== SOURCE RECORDS ==
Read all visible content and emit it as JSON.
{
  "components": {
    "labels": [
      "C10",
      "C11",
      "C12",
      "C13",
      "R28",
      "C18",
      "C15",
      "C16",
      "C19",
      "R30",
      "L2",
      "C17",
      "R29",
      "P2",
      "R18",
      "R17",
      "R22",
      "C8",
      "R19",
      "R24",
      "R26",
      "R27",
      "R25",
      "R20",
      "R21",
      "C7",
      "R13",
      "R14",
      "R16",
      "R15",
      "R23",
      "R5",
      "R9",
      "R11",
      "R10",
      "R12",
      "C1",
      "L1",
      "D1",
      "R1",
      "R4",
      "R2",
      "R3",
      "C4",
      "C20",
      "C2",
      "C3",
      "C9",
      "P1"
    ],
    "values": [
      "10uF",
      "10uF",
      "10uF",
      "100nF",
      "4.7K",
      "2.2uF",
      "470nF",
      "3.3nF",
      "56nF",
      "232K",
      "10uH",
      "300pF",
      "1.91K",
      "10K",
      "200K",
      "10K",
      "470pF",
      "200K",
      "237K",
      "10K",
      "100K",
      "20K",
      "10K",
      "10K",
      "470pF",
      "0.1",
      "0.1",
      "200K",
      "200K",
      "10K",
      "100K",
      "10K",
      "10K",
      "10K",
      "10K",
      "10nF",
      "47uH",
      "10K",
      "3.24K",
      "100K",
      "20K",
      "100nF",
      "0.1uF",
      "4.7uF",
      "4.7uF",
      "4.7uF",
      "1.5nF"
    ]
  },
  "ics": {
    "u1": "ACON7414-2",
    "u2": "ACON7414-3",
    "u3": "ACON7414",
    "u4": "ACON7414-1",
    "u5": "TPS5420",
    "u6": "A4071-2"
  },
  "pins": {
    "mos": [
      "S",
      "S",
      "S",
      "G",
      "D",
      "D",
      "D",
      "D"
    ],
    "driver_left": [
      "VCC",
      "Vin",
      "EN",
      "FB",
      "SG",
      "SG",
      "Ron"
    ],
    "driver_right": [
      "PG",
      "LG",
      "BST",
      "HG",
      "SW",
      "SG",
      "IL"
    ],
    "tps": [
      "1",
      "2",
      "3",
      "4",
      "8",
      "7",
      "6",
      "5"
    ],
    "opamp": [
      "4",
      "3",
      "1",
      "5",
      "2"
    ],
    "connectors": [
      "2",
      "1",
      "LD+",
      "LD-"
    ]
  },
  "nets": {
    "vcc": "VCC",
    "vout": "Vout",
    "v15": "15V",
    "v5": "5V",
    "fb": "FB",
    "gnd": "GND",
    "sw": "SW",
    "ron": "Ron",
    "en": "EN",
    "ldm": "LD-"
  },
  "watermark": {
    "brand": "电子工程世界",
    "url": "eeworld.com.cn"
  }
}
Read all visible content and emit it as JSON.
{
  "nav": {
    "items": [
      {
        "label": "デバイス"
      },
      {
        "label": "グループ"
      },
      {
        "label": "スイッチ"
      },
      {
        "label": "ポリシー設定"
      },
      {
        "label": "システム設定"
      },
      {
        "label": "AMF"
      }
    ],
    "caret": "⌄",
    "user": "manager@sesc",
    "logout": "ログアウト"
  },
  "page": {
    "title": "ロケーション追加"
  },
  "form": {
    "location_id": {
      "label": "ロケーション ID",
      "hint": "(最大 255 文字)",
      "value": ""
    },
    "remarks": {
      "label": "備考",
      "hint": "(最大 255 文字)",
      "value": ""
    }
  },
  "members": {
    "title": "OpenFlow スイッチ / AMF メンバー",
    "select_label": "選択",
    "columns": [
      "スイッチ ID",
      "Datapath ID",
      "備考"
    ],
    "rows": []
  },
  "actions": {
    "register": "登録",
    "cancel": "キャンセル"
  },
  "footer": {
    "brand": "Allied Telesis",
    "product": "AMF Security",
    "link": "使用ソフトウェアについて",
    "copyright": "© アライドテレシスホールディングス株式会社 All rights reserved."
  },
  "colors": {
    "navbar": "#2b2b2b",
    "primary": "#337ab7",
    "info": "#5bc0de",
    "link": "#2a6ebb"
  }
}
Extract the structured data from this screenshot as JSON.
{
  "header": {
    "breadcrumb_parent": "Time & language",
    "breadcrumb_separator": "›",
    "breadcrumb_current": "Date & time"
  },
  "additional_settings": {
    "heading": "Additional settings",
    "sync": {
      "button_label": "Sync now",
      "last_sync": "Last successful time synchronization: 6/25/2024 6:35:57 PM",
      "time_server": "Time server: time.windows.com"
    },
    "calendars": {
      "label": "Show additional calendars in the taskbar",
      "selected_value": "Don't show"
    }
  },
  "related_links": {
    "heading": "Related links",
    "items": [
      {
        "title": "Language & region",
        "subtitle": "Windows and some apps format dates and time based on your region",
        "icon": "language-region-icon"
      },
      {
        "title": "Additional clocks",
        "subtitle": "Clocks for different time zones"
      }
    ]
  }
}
===
* [DIRECTIONS]:
Find out how many lines in the listing contain the string "region". Give the number alone.

* [THE SOLUTION]:
3